Among the records below, find each line that includes the string "banner" and copy it.

## BEGIN Stored data

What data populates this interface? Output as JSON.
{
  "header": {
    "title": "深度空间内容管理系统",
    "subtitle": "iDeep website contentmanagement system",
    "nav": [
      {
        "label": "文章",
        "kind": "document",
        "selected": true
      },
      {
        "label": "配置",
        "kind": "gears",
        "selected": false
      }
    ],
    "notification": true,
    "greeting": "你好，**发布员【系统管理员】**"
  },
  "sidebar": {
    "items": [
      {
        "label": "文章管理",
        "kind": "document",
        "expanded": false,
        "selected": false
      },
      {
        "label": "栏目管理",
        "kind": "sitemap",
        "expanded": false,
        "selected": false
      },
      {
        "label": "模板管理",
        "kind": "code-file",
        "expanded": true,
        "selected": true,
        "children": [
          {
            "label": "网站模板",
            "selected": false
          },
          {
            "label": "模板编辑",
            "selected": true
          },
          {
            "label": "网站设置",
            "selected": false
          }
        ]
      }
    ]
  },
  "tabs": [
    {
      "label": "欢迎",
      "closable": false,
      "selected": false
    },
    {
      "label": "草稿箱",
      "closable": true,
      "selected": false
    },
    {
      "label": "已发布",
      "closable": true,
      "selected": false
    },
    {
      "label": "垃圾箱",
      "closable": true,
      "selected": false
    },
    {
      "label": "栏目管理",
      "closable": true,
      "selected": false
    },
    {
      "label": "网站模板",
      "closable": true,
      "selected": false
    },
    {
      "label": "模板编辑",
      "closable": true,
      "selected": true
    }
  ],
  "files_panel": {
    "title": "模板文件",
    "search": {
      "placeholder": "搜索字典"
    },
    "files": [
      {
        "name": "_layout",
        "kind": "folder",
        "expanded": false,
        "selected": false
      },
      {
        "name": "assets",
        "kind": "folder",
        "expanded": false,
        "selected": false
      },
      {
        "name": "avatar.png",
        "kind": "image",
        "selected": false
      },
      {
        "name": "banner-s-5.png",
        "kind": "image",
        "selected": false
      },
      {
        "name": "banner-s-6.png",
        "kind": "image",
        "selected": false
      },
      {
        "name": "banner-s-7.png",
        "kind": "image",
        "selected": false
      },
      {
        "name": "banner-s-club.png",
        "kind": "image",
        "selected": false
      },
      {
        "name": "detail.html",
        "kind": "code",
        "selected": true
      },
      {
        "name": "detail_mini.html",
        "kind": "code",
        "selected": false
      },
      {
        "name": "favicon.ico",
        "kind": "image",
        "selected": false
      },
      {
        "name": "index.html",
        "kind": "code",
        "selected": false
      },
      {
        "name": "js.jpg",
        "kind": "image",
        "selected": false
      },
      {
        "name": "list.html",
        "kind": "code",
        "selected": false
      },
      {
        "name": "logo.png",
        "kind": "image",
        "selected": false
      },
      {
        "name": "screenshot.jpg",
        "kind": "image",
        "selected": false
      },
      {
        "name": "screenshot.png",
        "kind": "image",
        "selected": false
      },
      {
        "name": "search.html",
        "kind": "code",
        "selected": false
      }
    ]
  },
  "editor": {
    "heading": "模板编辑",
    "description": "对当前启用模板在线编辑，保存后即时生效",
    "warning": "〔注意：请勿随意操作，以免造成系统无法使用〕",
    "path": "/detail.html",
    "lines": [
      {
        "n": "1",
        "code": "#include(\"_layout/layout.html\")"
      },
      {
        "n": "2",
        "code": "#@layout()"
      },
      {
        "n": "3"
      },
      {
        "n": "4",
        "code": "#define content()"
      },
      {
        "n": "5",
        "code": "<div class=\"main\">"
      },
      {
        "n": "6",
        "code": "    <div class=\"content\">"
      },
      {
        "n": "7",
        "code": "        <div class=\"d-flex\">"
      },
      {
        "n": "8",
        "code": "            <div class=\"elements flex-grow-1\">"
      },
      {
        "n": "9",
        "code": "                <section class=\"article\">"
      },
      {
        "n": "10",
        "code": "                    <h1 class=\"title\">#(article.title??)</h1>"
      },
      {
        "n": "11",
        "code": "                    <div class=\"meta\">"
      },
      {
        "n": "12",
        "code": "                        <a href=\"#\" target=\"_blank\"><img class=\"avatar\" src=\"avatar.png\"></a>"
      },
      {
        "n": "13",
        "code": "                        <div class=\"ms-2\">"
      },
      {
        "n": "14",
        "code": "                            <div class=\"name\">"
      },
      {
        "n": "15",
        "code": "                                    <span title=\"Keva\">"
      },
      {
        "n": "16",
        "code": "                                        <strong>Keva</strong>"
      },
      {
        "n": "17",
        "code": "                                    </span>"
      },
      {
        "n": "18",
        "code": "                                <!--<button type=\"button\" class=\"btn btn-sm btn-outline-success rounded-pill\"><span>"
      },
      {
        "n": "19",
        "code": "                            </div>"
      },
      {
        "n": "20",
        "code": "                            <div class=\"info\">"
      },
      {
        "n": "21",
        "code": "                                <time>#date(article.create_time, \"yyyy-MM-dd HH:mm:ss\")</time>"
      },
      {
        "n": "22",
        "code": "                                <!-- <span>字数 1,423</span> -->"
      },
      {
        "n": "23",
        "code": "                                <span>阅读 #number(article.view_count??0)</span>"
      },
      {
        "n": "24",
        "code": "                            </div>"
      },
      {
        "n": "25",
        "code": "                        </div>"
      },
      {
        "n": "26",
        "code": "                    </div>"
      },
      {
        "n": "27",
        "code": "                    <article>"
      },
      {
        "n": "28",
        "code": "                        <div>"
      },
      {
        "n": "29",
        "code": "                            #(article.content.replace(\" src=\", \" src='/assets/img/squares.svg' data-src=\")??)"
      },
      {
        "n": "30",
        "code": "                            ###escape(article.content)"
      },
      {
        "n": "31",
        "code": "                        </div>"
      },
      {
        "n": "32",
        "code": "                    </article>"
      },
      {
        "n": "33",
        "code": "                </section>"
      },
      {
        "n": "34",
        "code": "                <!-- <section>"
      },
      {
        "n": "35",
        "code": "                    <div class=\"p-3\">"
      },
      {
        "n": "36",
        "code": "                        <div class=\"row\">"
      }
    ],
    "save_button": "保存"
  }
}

## END Stored data

*Exercise result*
        "name": "banner-s-5.png",
        "name": "banner-s-6.png",
        "name": "banner-s-7.png",
        "name": "banner-s-club.png",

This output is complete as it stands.